- **What you need to do**: Omit every picture and output the rest of the records exactly as they are.

Records for this exercise start

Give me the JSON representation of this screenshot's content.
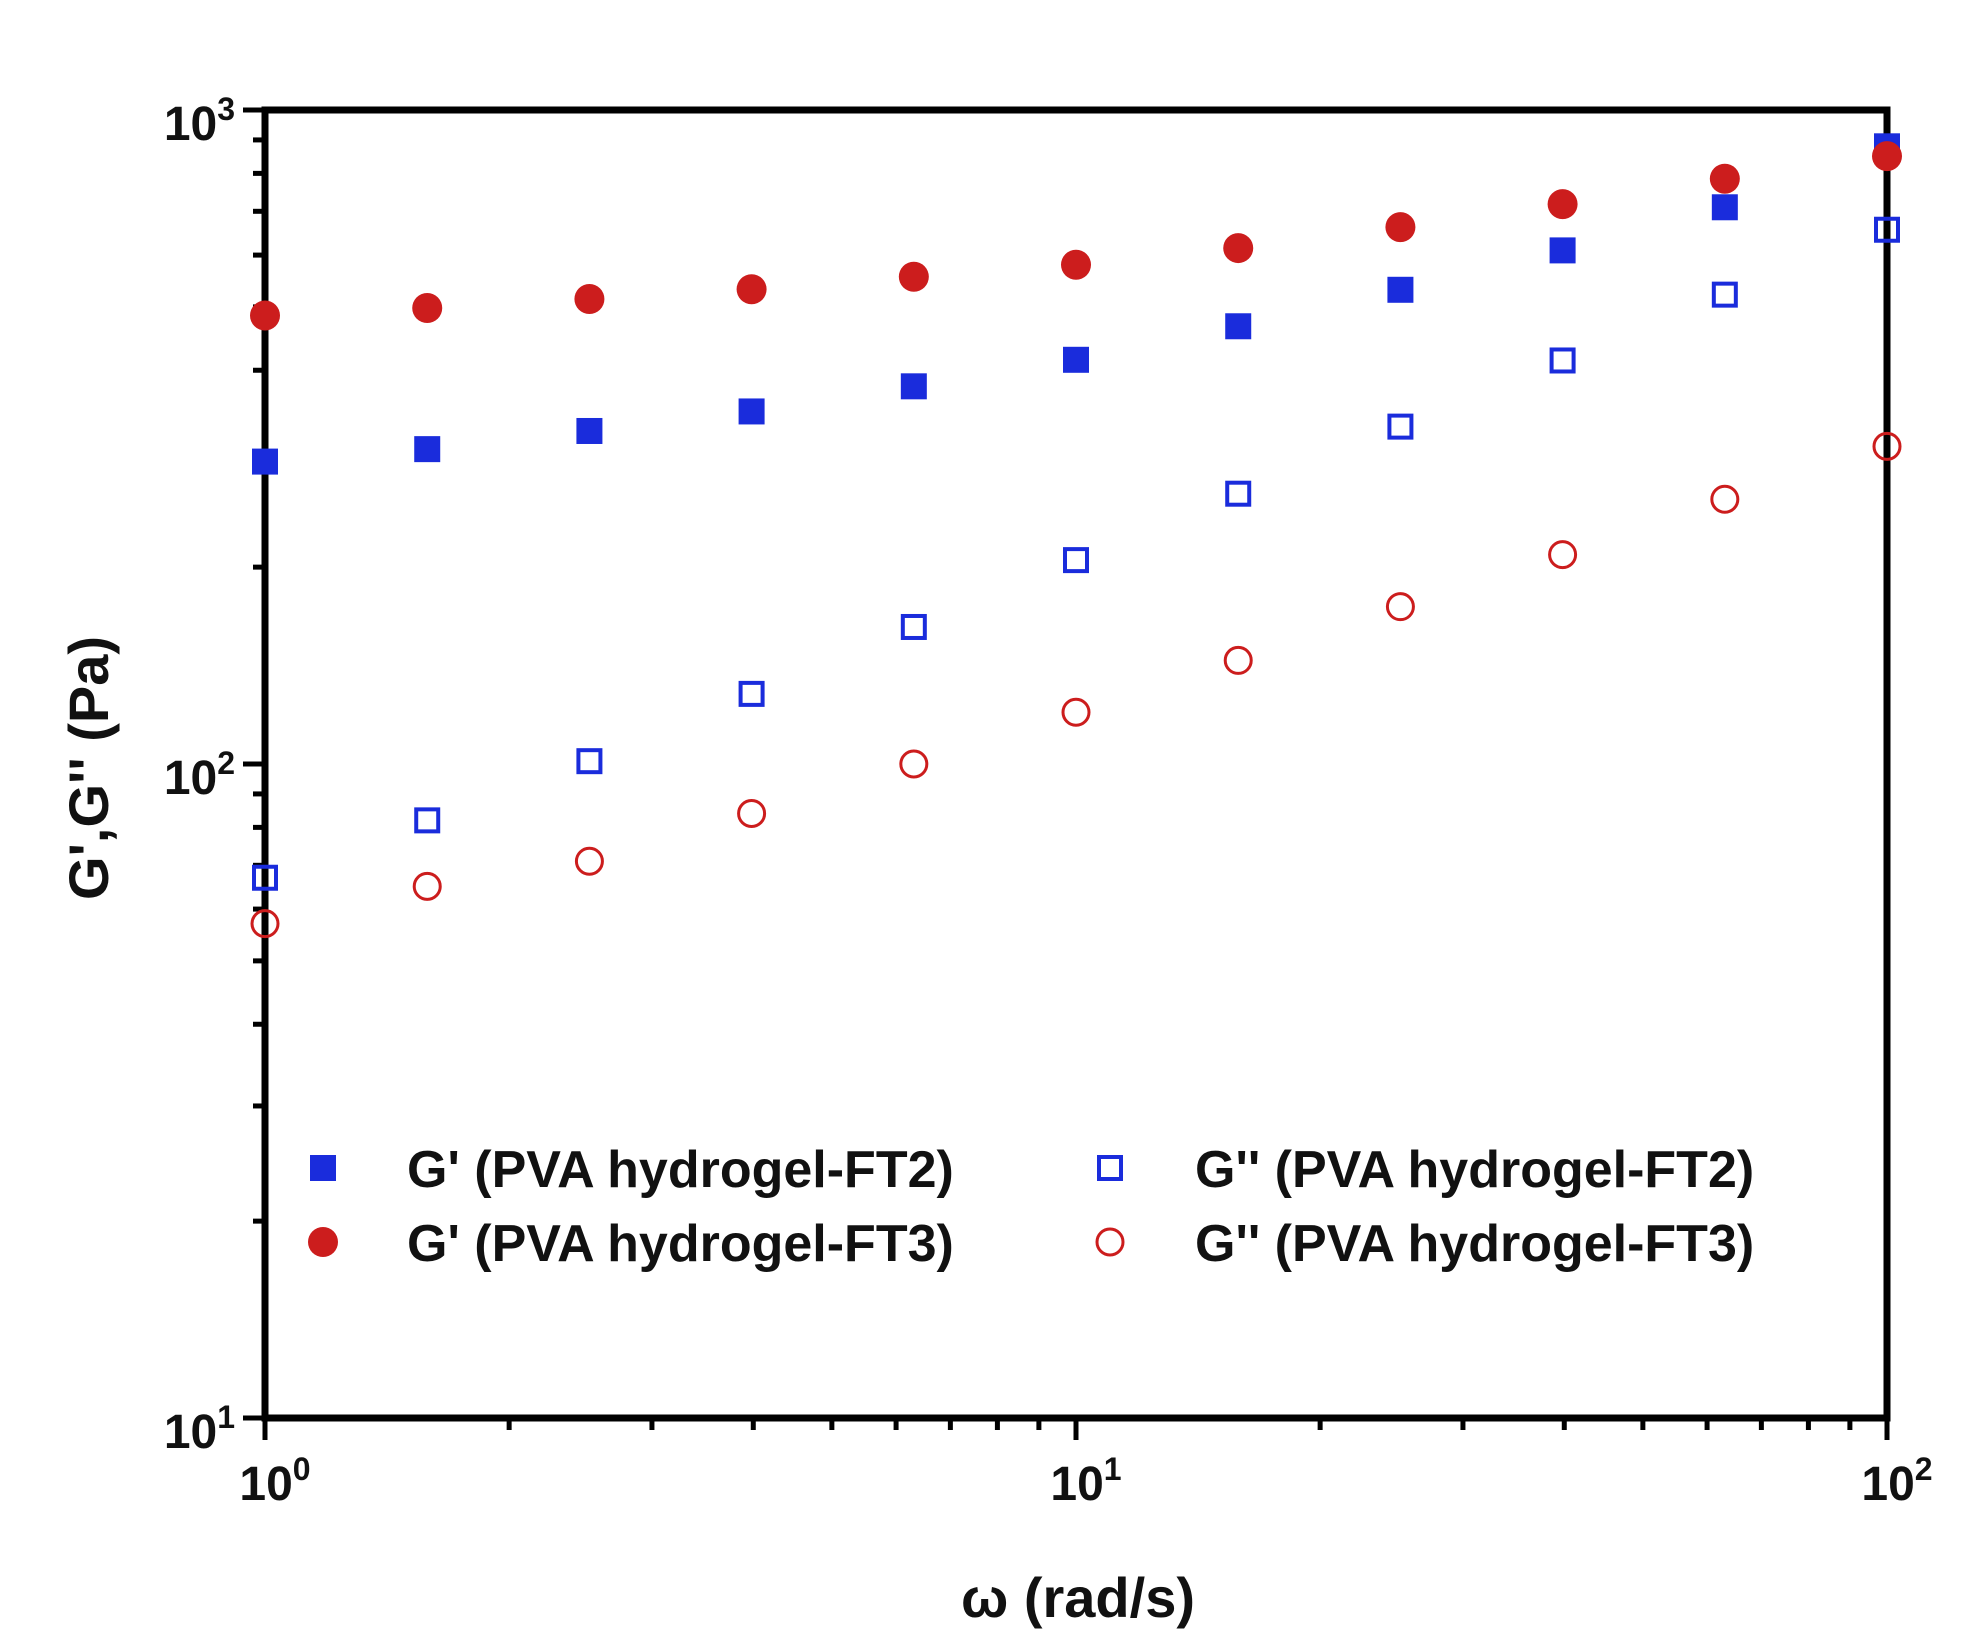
{
  "chart_data": {
    "type": "scatter",
    "title": "",
    "xlabel": "ω (rad/s)",
    "ylabel": "G',G'' (Pa)",
    "xscale": "log",
    "yscale": "log",
    "xlim": [
      1,
      100
    ],
    "ylim": [
      10,
      1000
    ],
    "x_ticks": [
      {
        "value": 1,
        "base": "10",
        "exp": "0"
      },
      {
        "value": 10,
        "base": "10",
        "exp": "1"
      },
      {
        "value": 100,
        "base": "10",
        "exp": "2"
      }
    ],
    "y_ticks": [
      {
        "value": 10,
        "base": "10",
        "exp": "1"
      },
      {
        "value": 100,
        "base": "10",
        "exp": "2"
      },
      {
        "value": 1000,
        "base": "10",
        "exp": "3"
      }
    ],
    "x": [
      1,
      1.585,
      2.512,
      3.981,
      6.31,
      10,
      15.85,
      25.12,
      39.81,
      63.1,
      100
    ],
    "legend_position": "lower-center, two columns",
    "series": [
      {
        "name": "G' (PVA hydrogel-FT2)",
        "marker": "square-filled",
        "color": "#1a2cdc",
        "values": [
          290,
          303,
          323,
          346,
          378,
          415,
          467,
          531,
          610,
          710,
          880
        ]
      },
      {
        "name": "G' (PVA hydrogel-FT3)",
        "marker": "circle-filled",
        "color": "#cc1d1d",
        "values": [
          485,
          498,
          514,
          532,
          556,
          580,
          615,
          662,
          718,
          785,
          850
        ]
      },
      {
        "name": "G'' (PVA hydrogel-FT2)",
        "marker": "square-open",
        "color": "#1a2cdc",
        "values": [
          67,
          82,
          101,
          128,
          162,
          205,
          259,
          328,
          414,
          522,
          656
        ]
      },
      {
        "name": "G'' (PVA hydrogel-FT3)",
        "marker": "circle-open",
        "color": "#cc1d1d",
        "values": [
          57,
          65,
          71,
          84,
          100,
          120,
          144,
          174,
          209,
          254,
          306
        ]
      }
    ]
  }
}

Records for this exercise end

- **Result of this task**:
Give me the JSON representation of this screenshot's content.
{
  "chart_data": {
    "type": "scatter",
    "title": "",
    "xlabel": "ω (rad/s)",
    "ylabel": "G',G'' (Pa)",
    "xscale": "log",
    "yscale": "log",
    "xlim": [
      1,
      100
    ],
    "ylim": [
      10,
      1000
    ],
    "x_ticks": [
      {
        "value": 1,
        "base": "10",
        "exp": "0"
      },
      {
        "value": 10,
        "base": "10",
        "exp": "1"
      },
      {
        "value": 100,
        "base": "10",
        "exp": "2"
      }
    ],
    "y_ticks": [
      {
        "value": 10,
        "base": "10",
        "exp": "1"
      },
      {
        "value": 100,
        "base": "10",
        "exp": "2"
      },
      {
        "value": 1000,
        "base": "10",
        "exp": "3"
      }
    ],
    "x": [
      1,
      1.585,
      2.512,
      3.981,
      6.31,
      10,
      15.85,
      25.12,
      39.81,
      63.1,
      100
    ],
    "legend_position": "lower-center, two columns",
    "series": [
      {
        "name": "G' (PVA hydrogel-FT2)",
        "marker": "square-filled",
        "color": "#1a2cdc",
        "values": [
          290,
          303,
          323,
          346,
          378,
          415,
          467,
          531,
          610,
          710,
          880
        ]
      },
      {
        "name": "G' (PVA hydrogel-FT3)",
        "marker": "circle-filled",
        "color": "#cc1d1d",
        "values": [
          485,
          498,
          514,
          532,
          556,
          580,
          615,
          662,
          718,
          785,
          850
        ]
      },
      {
        "name": "G'' (PVA hydrogel-FT2)",
        "marker": "square-open",
        "color": "#1a2cdc",
        "values": [
          67,
          82,
          101,
          128,
          162,
          205,
          259,
          328,
          414,
          522,
          656
        ]
      },
      {
        "name": "G'' (PVA hydrogel-FT3)",
        "marker": "circle-open",
        "color": "#cc1d1d",
        "values": [
          57,
          65,
          71,
          84,
          100,
          120,
          144,
          174,
          209,
          254,
          306
        ]
      }
    ]
  }
}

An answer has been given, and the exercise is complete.